Given request:
Skip the pictures. Reproduce all other material exactly.

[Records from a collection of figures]
*****

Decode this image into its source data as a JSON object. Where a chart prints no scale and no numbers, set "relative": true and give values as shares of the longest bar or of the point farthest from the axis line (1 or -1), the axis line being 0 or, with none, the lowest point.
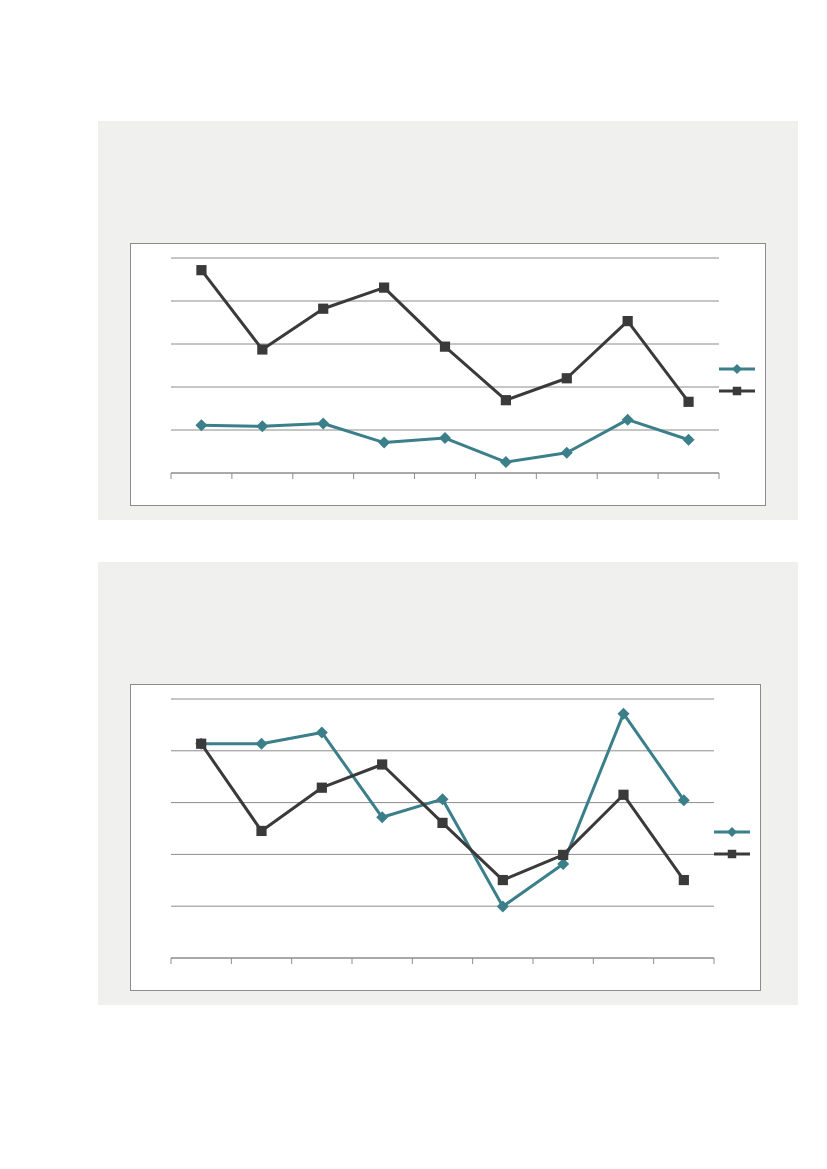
{
  "chart_data": [
    {
      "type": "line",
      "relative": true,
      "categories": [
        null,
        null,
        null,
        null,
        null,
        null,
        null,
        null,
        null
      ],
      "grid": "y",
      "series": [
        {
          "color": "#3b7f8a",
          "marker": "diamond",
          "values": [
            0.236,
            0.23,
            0.244,
            0.15,
            0.172,
            0.054,
            0.1,
            0.263,
            0.164
          ]
        },
        {
          "color": "#3a3a3a",
          "marker": "square",
          "values": [
            1,
            0.609,
            0.81,
            0.914,
            0.623,
            0.359,
            0.467,
            0.749,
            0.351
          ]
        }
      ]
    },
    {
      "type": "line",
      "relative": true,
      "categories": [
        null,
        null,
        null,
        null,
        null,
        null,
        null,
        null,
        null
      ],
      "grid": "y",
      "series": [
        {
          "color": "#3b7f8a",
          "marker": "diamond",
          "values": [
            0.877,
            0.877,
            0.923,
            0.576,
            0.65,
            0.211,
            0.385,
            1,
            0.646
          ]
        },
        {
          "color": "#3a3a3a",
          "marker": "square",
          "values": [
            0.877,
            0.52,
            0.697,
            0.792,
            0.553,
            0.319,
            0.422,
            0.668,
            0.319
          ]
        }
      ]
    }
  ]
}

*****

Exercise result:
Decode this image into its source data as a JSON object. Where a chart prints no scale and no numbers, set "relative": true and give values as shares of the longest bar or of the point farthest from the axis line (1 or -1), the axis line being 0 or, with none, the lowest point.
{
  "chart_data": [
    {
      "type": "line",
      "relative": true,
      "categories": [
        null,
        null,
        null,
        null,
        null,
        null,
        null,
        null,
        null
      ],
      "grid": "y",
      "series": [
        {
          "color": "#3b7f8a",
          "marker": "diamond",
          "values": [
            0.236,
            0.23,
            0.244,
            0.15,
            0.172,
            0.054,
            0.1,
            0.263,
            0.164
          ]
        },
        {
          "color": "#3a3a3a",
          "marker": "square",
          "values": [
            1,
            0.609,
            0.81,
            0.914,
            0.623,
            0.359,
            0.467,
            0.749,
            0.351
          ]
        }
      ]
    },
    {
      "type": "line",
      "relative": true,
      "categories": [
        null,
        null,
        null,
        null,
        null,
        null,
        null,
        null,
        null
      ],
      "grid": "y",
      "series": [
        {
          "color": "#3b7f8a",
          "marker": "diamond",
          "values": [
            0.877,
            0.877,
            0.923,
            0.576,
            0.65,
            0.211,
            0.385,
            1,
            0.646
          ]
        },
        {
          "color": "#3a3a3a",
          "marker": "square",
          "values": [
            0.877,
            0.52,
            0.697,
            0.792,
            0.553,
            0.319,
            0.422,
            0.668,
            0.319
          ]
        }
      ]
    }
  ]
}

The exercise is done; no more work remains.